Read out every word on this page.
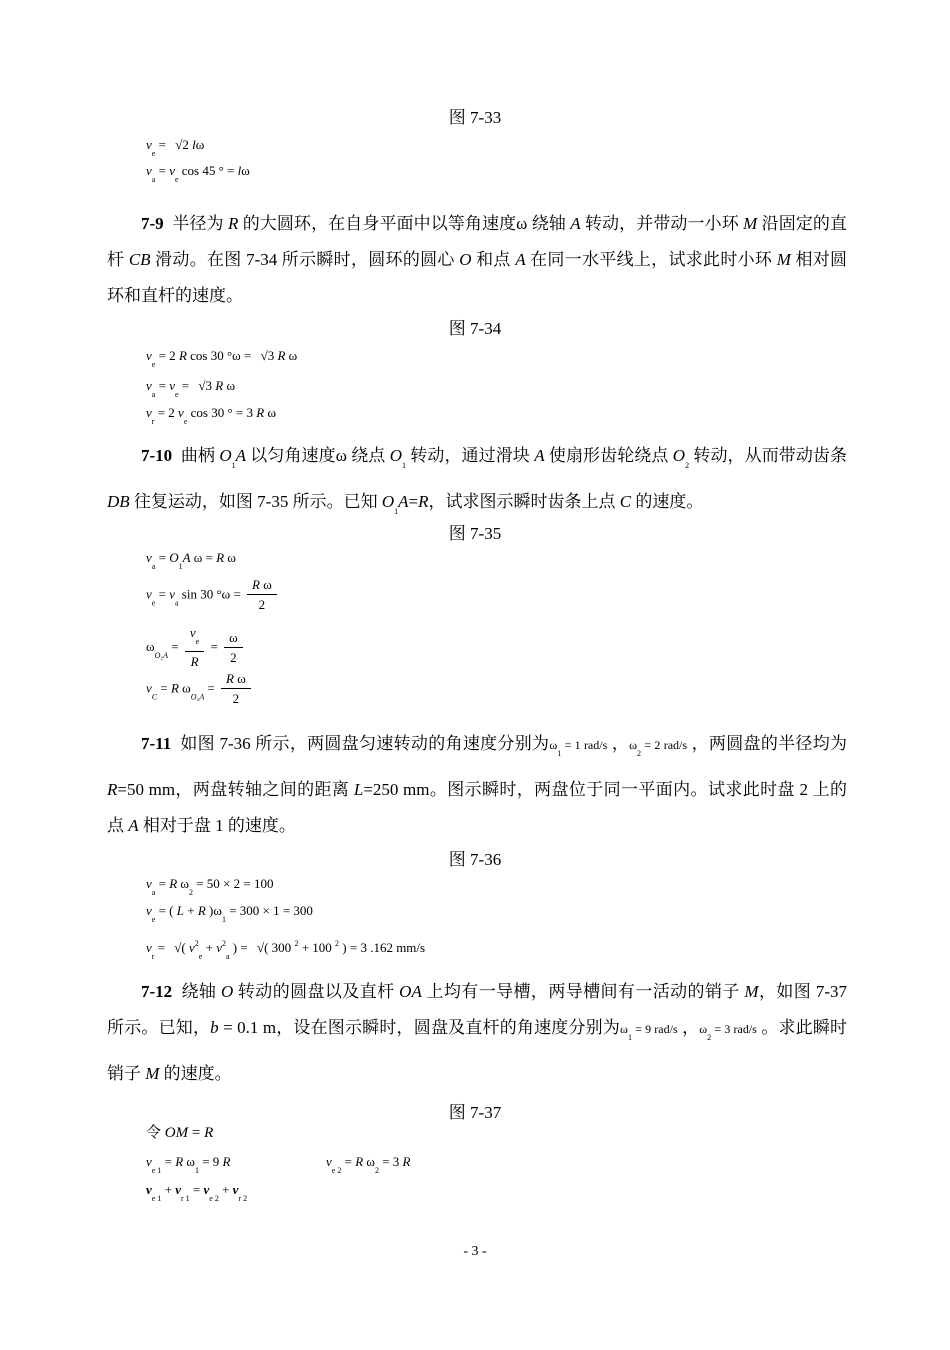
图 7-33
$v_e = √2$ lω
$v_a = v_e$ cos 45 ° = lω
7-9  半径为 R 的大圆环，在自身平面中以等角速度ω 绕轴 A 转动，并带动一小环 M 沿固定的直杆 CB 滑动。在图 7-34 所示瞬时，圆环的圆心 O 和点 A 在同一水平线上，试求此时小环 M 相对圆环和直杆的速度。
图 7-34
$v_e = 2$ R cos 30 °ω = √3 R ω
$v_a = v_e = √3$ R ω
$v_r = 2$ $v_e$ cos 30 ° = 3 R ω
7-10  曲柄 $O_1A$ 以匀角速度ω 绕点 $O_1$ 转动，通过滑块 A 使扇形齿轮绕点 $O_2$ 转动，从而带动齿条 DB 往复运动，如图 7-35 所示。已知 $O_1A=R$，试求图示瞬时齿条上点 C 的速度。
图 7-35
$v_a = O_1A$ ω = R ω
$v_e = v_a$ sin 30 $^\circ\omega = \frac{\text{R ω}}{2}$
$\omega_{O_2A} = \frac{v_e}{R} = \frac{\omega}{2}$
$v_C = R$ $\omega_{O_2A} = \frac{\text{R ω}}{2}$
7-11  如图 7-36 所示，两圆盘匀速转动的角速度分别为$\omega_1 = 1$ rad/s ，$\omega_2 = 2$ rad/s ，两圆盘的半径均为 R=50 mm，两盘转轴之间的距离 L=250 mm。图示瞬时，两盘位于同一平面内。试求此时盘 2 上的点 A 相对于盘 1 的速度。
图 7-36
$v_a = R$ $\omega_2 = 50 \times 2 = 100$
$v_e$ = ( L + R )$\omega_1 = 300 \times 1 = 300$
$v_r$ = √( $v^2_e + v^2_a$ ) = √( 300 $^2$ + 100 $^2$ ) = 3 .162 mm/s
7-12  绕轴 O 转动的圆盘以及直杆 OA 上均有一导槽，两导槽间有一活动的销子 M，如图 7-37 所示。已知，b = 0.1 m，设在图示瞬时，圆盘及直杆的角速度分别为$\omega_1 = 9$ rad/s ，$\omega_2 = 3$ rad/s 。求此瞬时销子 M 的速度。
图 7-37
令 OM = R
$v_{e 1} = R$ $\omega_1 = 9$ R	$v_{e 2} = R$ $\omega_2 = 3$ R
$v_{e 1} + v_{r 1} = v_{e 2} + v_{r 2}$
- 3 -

§ PROBLEM DETAILS
Will you set down the records word for word while leaving out every picture?

§ THE ANSWER
Read out every word on this page.
图 7-33
$v_e = √2$ lω
$v_a = v_e$ cos 45 ° = lω
7-9  半径为 R 的大圆环，在自身平面中以等角速度ω 绕轴 A 转动，并带动一小环 M 沿固定的直杆 CB 滑动。在图 7-34 所示瞬时，圆环的圆心 O 和点 A 在同一水平线上，试求此时小环 M 相对圆环和直杆的速度。
图 7-34
$v_e = 2$ R cos 30 °ω = √3 R ω
$v_a = v_e = √3$ R ω
$v_r = 2$ $v_e$ cos 30 ° = 3 R ω
7-10  曲柄 $O_1A$ 以匀角速度ω 绕点 $O_1$ 转动，通过滑块 A 使扇形齿轮绕点 $O_2$ 转动，从而带动齿条 DB 往复运动，如图 7-35 所示。已知 $O_1A=R$，试求图示瞬时齿条上点 C 的速度。
图 7-35
$v_a = O_1A$ ω = R ω
$v_e = v_a$ sin 30 $^\circ\omega = \frac{\text{R ω}}{2}$
$\omega_{O_2A} = \frac{v_e}{R} = \frac{\omega}{2}$
$v_C = R$ $\omega_{O_2A} = \frac{\text{R ω}}{2}$
7-11  如图 7-36 所示，两圆盘匀速转动的角速度分别为$\omega_1 = 1$ rad/s ，$\omega_2 = 2$ rad/s ，两圆盘的半径均为 R=50 mm，两盘转轴之间的距离 L=250 mm。图示瞬时，两盘位于同一平面内。试求此时盘 2 上的点 A 相对于盘 1 的速度。
图 7-36
$v_a = R$ $\omega_2 = 50 \times 2 = 100$
$v_e$ = ( L + R )$\omega_1 = 300 \times 1 = 300$
$v_r$ = √( $v^2_e + v^2_a$ ) = √( 300 $^2$ + 100 $^2$ ) = 3 .162 mm/s
7-12  绕轴 O 转动的圆盘以及直杆 OA 上均有一导槽，两导槽间有一活动的销子 M，如图 7-37 所示。已知，b = 0.1 m，设在图示瞬时，圆盘及直杆的角速度分别为$\omega_1 = 9$ rad/s ，$\omega_2 = 3$ rad/s 。求此瞬时销子 M 的速度。
图 7-37
令 OM = R
$v_{e 1} = R$ $\omega_1 = 9$ R	$v_{e 2} = R$ $\omega_2 = 3$ R
$v_{e 1} + v_{r 1} = v_{e 2} + v_{r 2}$
- 3 -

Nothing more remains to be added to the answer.